┌──
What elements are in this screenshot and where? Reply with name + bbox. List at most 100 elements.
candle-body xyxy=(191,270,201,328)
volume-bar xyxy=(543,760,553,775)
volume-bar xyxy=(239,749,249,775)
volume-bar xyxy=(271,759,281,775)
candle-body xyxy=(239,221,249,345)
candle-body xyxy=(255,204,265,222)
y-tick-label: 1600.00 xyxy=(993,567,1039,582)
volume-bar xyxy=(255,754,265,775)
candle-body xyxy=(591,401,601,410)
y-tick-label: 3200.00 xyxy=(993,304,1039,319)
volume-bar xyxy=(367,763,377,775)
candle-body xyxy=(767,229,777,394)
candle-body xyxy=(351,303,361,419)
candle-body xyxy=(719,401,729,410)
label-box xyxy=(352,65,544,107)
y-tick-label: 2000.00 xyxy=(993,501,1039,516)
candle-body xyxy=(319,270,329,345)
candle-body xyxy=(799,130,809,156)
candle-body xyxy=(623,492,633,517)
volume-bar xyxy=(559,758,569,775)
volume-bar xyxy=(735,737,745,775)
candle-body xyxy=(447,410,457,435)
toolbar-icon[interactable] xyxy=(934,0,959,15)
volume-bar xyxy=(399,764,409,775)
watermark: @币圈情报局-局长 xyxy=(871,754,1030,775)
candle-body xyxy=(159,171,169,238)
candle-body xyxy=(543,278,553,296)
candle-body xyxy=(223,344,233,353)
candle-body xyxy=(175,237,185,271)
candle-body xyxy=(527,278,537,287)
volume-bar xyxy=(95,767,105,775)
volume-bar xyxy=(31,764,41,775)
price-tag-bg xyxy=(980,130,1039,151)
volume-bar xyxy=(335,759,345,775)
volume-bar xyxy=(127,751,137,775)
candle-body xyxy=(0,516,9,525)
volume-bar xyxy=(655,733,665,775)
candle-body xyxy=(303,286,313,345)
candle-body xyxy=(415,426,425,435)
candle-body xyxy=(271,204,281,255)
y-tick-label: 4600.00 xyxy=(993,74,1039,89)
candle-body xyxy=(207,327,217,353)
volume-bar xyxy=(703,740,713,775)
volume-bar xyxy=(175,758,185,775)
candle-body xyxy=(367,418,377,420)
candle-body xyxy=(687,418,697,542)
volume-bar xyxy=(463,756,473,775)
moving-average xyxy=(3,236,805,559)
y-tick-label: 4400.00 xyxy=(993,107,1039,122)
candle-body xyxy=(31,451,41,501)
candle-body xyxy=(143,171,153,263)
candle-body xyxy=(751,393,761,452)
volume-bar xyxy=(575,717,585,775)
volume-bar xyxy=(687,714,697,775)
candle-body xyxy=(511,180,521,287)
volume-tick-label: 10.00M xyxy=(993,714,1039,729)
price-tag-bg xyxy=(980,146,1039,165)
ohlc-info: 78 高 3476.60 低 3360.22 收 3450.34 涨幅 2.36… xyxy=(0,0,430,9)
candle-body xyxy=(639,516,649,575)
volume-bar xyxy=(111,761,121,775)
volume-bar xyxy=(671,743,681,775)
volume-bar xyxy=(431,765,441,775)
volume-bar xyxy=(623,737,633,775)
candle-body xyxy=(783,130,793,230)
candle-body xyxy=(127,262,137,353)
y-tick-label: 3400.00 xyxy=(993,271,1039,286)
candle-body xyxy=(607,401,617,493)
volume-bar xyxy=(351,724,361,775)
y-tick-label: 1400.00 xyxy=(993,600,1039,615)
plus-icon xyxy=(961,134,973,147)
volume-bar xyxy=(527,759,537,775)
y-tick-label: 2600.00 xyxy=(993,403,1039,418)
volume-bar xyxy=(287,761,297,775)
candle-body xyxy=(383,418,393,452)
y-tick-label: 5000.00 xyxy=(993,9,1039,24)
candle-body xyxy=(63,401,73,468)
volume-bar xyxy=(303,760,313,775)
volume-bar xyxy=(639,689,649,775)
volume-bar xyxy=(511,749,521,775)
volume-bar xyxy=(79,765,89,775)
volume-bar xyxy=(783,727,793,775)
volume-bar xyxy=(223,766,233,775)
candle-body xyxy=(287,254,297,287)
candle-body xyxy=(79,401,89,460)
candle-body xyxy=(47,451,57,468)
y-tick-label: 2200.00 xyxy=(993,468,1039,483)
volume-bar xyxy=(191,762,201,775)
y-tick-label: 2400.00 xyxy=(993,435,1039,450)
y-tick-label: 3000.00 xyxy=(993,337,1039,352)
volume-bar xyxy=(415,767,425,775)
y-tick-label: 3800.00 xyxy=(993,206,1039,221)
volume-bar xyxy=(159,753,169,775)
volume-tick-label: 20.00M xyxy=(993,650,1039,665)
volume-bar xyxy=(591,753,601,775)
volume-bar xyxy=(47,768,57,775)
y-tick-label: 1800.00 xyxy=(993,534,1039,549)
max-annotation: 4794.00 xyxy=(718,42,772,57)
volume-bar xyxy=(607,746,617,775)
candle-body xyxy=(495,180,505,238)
└──
EXERCISE DESCRIPTION - Reproduce the rows from the first one through the line containing "candle-body xyxy=(223,344,233,353)", substituting "volume-column" for every instance of "volume-bar" and leaving everything else as it is.

FINAL RESULT -
What elements are in this screenshot and where? Reply with name + bbox. List at most 100 elements.
candle-body xyxy=(191,270,201,328)
volume-column xyxy=(543,760,553,775)
volume-column xyxy=(239,749,249,775)
volume-column xyxy=(271,759,281,775)
candle-body xyxy=(239,221,249,345)
candle-body xyxy=(255,204,265,222)
y-tick-label: 1600.00 xyxy=(993,567,1039,582)
volume-column xyxy=(255,754,265,775)
candle-body xyxy=(591,401,601,410)
y-tick-label: 3200.00 xyxy=(993,304,1039,319)
volume-column xyxy=(367,763,377,775)
candle-body xyxy=(767,229,777,394)
candle-body xyxy=(351,303,361,419)
candle-body xyxy=(719,401,729,410)
label-box xyxy=(352,65,544,107)
y-tick-label: 2000.00 xyxy=(993,501,1039,516)
candle-body xyxy=(319,270,329,345)
candle-body xyxy=(799,130,809,156)
candle-body xyxy=(623,492,633,517)
volume-column xyxy=(559,758,569,775)
volume-column xyxy=(735,737,745,775)
candle-body xyxy=(447,410,457,435)
toolbar-icon[interactable] xyxy=(934,0,959,15)
volume-column xyxy=(399,764,409,775)
watermark: @币圈情报局-局长 xyxy=(871,754,1030,775)
candle-body xyxy=(159,171,169,238)
candle-body xyxy=(543,278,553,296)
candle-body xyxy=(223,344,233,353)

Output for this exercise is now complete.